=== MATERIALS PROVIDED ===
▼

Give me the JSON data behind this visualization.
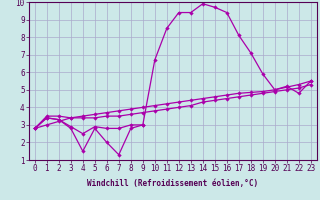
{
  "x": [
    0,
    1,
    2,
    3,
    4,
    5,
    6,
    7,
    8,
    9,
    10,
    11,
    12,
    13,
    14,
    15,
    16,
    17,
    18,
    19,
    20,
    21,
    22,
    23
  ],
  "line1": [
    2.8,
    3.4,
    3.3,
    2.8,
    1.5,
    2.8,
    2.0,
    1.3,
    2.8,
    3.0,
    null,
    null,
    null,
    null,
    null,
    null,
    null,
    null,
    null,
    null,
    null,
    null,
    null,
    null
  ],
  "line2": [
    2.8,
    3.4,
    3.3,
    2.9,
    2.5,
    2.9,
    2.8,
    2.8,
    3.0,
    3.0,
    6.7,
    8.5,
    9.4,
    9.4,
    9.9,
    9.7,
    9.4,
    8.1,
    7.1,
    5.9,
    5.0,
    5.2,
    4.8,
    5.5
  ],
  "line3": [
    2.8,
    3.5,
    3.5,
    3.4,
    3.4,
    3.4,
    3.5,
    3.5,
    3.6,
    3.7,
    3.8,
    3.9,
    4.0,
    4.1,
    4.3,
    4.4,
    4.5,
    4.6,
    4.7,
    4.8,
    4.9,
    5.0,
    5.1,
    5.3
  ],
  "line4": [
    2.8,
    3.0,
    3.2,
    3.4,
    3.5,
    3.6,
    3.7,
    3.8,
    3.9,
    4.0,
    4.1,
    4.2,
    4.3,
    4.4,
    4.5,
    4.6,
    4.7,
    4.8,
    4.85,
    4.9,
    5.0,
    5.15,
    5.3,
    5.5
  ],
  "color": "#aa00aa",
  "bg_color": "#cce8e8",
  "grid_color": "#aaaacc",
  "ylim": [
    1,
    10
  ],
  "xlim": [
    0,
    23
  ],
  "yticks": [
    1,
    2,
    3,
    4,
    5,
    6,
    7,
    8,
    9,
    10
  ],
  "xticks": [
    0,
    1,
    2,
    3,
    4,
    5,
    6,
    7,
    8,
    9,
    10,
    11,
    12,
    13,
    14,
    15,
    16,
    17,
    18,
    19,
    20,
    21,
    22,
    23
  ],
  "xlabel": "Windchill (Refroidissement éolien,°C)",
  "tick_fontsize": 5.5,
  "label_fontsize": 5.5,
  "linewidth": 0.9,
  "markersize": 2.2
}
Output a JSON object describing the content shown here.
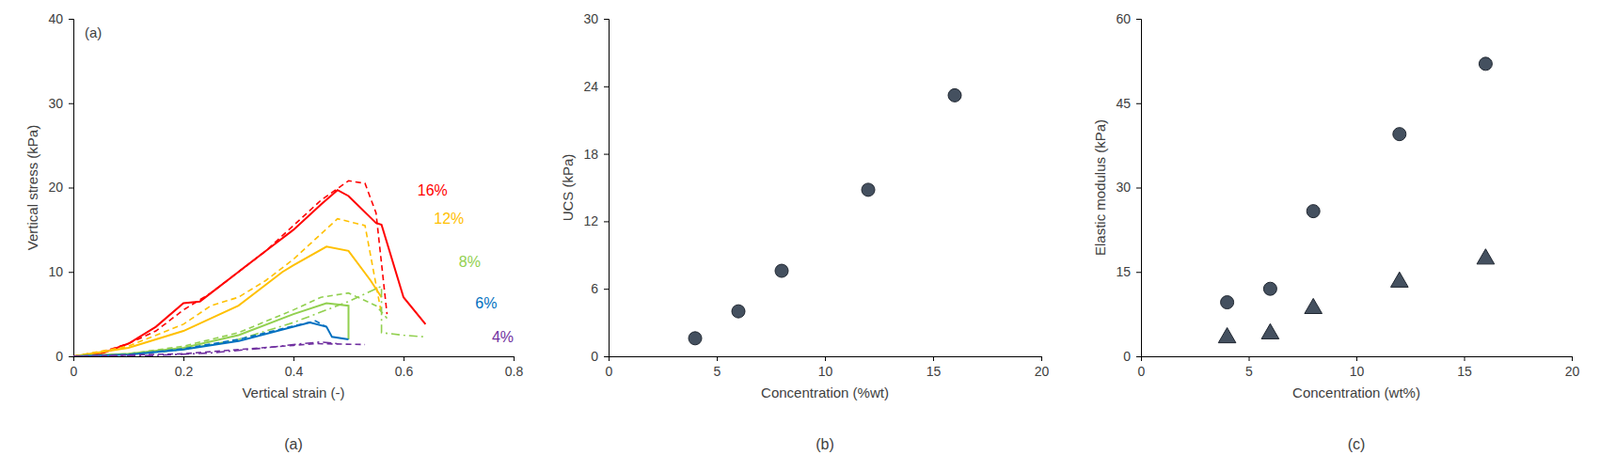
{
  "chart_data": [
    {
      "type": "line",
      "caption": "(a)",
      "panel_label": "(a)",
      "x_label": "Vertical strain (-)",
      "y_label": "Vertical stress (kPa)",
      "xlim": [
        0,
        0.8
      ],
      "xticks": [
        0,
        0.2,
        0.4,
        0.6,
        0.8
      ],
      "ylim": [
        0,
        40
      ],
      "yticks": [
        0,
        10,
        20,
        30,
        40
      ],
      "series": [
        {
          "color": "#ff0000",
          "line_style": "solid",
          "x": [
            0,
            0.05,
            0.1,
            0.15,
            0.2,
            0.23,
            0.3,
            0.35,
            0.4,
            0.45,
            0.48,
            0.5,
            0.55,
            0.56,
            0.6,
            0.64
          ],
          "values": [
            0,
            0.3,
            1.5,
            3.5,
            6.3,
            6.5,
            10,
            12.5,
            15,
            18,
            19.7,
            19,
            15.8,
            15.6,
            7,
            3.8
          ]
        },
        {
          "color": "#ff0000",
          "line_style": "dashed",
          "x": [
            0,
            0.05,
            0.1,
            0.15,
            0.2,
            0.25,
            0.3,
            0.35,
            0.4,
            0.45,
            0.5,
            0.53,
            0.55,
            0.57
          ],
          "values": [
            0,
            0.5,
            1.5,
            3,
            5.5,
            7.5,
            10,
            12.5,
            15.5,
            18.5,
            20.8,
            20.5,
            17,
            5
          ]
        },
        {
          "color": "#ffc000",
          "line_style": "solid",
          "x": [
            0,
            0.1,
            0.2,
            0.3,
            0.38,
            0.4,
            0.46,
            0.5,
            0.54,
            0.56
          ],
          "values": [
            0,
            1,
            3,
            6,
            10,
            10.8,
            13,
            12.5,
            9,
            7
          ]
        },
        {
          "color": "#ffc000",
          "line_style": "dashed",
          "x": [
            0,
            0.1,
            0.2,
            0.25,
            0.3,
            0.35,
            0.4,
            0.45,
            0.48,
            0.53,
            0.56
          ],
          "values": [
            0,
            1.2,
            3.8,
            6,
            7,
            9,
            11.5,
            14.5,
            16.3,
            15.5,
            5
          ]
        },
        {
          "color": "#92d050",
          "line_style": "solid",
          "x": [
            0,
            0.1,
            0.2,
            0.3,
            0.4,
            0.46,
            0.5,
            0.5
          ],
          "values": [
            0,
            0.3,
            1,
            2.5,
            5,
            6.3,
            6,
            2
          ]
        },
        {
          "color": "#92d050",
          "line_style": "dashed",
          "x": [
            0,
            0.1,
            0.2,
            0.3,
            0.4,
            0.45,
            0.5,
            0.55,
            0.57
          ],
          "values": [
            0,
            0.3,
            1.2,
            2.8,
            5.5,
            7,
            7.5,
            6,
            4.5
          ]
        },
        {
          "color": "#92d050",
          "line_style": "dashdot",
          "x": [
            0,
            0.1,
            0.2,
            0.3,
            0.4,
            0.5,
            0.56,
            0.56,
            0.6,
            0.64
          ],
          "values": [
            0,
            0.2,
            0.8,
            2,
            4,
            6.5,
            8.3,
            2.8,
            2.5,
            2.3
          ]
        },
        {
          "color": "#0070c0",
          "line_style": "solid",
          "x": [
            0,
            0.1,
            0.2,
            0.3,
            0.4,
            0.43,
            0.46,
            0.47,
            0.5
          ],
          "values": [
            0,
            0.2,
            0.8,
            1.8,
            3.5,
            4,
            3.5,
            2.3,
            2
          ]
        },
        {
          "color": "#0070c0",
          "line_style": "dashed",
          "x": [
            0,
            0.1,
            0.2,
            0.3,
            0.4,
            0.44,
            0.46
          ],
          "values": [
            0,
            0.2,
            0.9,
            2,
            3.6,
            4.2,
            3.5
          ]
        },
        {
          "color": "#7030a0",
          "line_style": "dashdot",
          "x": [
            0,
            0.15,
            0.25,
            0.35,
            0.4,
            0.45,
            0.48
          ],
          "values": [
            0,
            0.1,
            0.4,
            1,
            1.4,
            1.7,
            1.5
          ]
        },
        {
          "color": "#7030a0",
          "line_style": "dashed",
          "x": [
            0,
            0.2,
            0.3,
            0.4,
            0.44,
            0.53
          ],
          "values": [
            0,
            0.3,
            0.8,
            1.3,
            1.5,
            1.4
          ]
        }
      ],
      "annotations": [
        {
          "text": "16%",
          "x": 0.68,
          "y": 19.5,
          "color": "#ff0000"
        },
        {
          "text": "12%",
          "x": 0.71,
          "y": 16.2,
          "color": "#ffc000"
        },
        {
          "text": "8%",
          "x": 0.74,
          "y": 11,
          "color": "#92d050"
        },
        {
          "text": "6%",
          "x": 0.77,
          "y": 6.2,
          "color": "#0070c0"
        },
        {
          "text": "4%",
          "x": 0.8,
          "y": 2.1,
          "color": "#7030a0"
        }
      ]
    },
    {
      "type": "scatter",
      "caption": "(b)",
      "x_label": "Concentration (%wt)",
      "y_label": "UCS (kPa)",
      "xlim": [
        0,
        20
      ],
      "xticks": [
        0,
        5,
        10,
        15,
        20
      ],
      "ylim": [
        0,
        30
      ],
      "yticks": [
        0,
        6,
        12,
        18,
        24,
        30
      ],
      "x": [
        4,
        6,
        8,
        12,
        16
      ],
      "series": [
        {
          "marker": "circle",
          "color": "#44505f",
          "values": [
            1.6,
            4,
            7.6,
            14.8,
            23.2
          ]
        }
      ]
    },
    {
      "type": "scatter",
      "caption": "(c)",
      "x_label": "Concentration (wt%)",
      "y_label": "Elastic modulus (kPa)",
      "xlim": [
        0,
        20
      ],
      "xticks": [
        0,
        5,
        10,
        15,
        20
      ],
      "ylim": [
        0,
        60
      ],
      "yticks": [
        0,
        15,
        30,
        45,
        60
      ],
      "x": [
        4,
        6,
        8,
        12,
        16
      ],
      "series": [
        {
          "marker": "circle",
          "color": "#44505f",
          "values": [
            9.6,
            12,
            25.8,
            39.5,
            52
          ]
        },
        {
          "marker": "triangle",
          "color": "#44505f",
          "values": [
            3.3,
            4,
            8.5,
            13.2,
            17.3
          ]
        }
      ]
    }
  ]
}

▲

=== GOAL ===
From the records, copy every line that has the string "Vertical" in it.

=== PROBLEM SOLUTION ===
      "x_label": "Vertical strain (-)",
      "y_label": "Vertical stress (kPa)",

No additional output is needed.